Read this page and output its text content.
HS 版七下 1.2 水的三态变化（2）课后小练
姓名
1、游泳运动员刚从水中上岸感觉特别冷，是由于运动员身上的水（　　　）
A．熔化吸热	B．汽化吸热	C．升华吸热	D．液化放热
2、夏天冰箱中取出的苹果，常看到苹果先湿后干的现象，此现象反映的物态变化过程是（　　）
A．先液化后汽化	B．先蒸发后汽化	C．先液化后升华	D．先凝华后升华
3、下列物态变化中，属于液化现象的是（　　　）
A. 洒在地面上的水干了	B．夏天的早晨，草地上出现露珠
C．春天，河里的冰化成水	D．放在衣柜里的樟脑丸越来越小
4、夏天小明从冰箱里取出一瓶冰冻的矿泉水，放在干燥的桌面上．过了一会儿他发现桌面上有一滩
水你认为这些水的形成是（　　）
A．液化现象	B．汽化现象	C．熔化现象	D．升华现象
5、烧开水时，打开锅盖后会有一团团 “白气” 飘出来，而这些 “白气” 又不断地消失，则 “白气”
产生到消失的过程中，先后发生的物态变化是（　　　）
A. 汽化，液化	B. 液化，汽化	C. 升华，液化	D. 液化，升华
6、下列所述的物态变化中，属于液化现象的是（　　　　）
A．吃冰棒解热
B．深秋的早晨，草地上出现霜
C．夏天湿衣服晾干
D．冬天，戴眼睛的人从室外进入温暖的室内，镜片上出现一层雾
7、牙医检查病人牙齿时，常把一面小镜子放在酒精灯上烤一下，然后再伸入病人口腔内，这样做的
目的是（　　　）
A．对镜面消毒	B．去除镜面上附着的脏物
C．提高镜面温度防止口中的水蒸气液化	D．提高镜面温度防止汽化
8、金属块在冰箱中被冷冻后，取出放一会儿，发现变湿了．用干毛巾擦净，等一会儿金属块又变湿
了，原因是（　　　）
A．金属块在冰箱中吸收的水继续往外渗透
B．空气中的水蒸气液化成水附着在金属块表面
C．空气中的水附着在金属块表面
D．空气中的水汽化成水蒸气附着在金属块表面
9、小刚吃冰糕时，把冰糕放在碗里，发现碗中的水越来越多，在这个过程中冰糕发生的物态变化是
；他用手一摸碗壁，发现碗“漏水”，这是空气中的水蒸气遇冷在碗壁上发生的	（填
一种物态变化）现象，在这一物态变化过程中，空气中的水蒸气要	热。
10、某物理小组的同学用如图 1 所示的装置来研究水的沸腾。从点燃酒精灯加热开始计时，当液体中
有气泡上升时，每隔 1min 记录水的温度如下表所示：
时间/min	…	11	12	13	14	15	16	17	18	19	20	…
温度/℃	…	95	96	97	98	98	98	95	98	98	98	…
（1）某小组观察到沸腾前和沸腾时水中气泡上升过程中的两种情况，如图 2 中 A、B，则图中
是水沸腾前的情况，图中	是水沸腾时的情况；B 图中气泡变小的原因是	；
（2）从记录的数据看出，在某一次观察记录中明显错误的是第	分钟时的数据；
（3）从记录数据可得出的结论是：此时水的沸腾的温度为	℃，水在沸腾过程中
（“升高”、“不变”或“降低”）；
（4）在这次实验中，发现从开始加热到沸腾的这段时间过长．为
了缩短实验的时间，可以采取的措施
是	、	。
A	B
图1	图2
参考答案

| STATED PROBLEM |
Repeat the entries shown above, every one, word for word.

| THE COMPLETED TASK |
Read this page and output its text content.
HS 版七下 1.2 水的三态变化（2）课后小练
姓名
1、游泳运动员刚从水中上岸感觉特别冷，是由于运动员身上的水（　　　）
A．熔化吸热	B．汽化吸热	C．升华吸热	D．液化放热
2、夏天冰箱中取出的苹果，常看到苹果先湿后干的现象，此现象反映的物态变化过程是（　　）
A．先液化后汽化	B．先蒸发后汽化	C．先液化后升华	D．先凝华后升华
3、下列物态变化中，属于液化现象的是（　　　）
A. 洒在地面上的水干了	B．夏天的早晨，草地上出现露珠
C．春天，河里的冰化成水	D．放在衣柜里的樟脑丸越来越小
4、夏天小明从冰箱里取出一瓶冰冻的矿泉水，放在干燥的桌面上．过了一会儿他发现桌面上有一滩
水你认为这些水的形成是（　　）
A．液化现象	B．汽化现象	C．熔化现象	D．升华现象
5、烧开水时，打开锅盖后会有一团团 “白气” 飘出来，而这些 “白气” 又不断地消失，则 “白气”
产生到消失的过程中，先后发生的物态变化是（　　　）
A. 汽化，液化	B. 液化，汽化	C. 升华，液化	D. 液化，升华
6、下列所述的物态变化中，属于液化现象的是（　　　　）
A．吃冰棒解热
B．深秋的早晨，草地上出现霜
C．夏天湿衣服晾干
D．冬天，戴眼睛的人从室外进入温暖的室内，镜片上出现一层雾
7、牙医检查病人牙齿时，常把一面小镜子放在酒精灯上烤一下，然后再伸入病人口腔内，这样做的
目的是（　　　）
A．对镜面消毒	B．去除镜面上附着的脏物
C．提高镜面温度防止口中的水蒸气液化	D．提高镜面温度防止汽化
8、金属块在冰箱中被冷冻后，取出放一会儿，发现变湿了．用干毛巾擦净，等一会儿金属块又变湿
了，原因是（　　　）
A．金属块在冰箱中吸收的水继续往外渗透
B．空气中的水蒸气液化成水附着在金属块表面
C．空气中的水附着在金属块表面
D．空气中的水汽化成水蒸气附着在金属块表面
9、小刚吃冰糕时，把冰糕放在碗里，发现碗中的水越来越多，在这个过程中冰糕发生的物态变化是
；他用手一摸碗壁，发现碗“漏水”，这是空气中的水蒸气遇冷在碗壁上发生的	（填
一种物态变化）现象，在这一物态变化过程中，空气中的水蒸气要	热。
10、某物理小组的同学用如图 1 所示的装置来研究水的沸腾。从点燃酒精灯加热开始计时，当液体中
有气泡上升时，每隔 1min 记录水的温度如下表所示：
时间/min	…	11	12	13	14	15	16	17	18	19	20	…
温度/℃	…	95	96	97	98	98	98	95	98	98	98	…
（1）某小组观察到沸腾前和沸腾时水中气泡上升过程中的两种情况，如图 2 中 A、B，则图中
是水沸腾前的情况，图中	是水沸腾时的情况；B 图中气泡变小的原因是	；
（2）从记录的数据看出，在某一次观察记录中明显错误的是第	分钟时的数据；
（3）从记录数据可得出的结论是：此时水的沸腾的温度为	℃，水在沸腾过程中
（“升高”、“不变”或“降低”）；
（4）在这次实验中，发现从开始加热到沸腾的这段时间过长．为
了缩短实验的时间，可以采取的措施
是	、	。
A	B
图1	图2
参考答案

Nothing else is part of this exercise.